From the records, pick out and copy each line containing "data".

▶ Information supplied:
-=-=-=-=-

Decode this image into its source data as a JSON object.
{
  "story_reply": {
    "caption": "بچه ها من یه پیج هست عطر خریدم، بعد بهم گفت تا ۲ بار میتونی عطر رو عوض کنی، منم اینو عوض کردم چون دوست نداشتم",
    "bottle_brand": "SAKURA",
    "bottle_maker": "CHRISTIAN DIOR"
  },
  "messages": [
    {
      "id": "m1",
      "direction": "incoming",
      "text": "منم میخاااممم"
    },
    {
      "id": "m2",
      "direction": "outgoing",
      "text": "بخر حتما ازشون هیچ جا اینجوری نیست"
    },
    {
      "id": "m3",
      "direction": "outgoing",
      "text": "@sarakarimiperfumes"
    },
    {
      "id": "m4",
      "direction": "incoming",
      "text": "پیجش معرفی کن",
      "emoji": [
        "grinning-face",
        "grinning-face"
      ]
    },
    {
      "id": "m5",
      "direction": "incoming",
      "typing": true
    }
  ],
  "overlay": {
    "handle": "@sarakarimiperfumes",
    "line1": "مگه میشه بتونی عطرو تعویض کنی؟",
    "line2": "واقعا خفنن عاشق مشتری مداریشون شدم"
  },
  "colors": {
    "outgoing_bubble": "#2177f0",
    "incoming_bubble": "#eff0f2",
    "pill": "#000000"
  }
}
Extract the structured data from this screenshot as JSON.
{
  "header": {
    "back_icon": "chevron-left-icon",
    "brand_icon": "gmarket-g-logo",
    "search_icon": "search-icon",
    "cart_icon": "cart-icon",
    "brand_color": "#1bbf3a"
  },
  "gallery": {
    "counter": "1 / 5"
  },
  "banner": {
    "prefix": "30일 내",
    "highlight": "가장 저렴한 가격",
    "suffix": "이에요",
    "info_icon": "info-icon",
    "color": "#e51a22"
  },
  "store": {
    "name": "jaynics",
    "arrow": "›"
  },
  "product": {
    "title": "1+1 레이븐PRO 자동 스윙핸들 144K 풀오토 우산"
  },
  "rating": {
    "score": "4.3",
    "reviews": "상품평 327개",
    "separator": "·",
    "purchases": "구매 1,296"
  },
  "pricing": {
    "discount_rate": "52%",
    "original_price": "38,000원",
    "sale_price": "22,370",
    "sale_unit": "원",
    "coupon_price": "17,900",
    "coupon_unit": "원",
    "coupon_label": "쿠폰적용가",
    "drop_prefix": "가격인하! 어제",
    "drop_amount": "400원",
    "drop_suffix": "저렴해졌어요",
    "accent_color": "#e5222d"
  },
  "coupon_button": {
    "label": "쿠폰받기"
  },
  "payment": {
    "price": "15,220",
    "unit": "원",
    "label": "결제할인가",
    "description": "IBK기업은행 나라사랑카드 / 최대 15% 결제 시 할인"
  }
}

-=-=-=-=-

▶ Exercise solution:
Decode this image into its source data as a JSON object.
Extract the structured data from this screenshot as JSON.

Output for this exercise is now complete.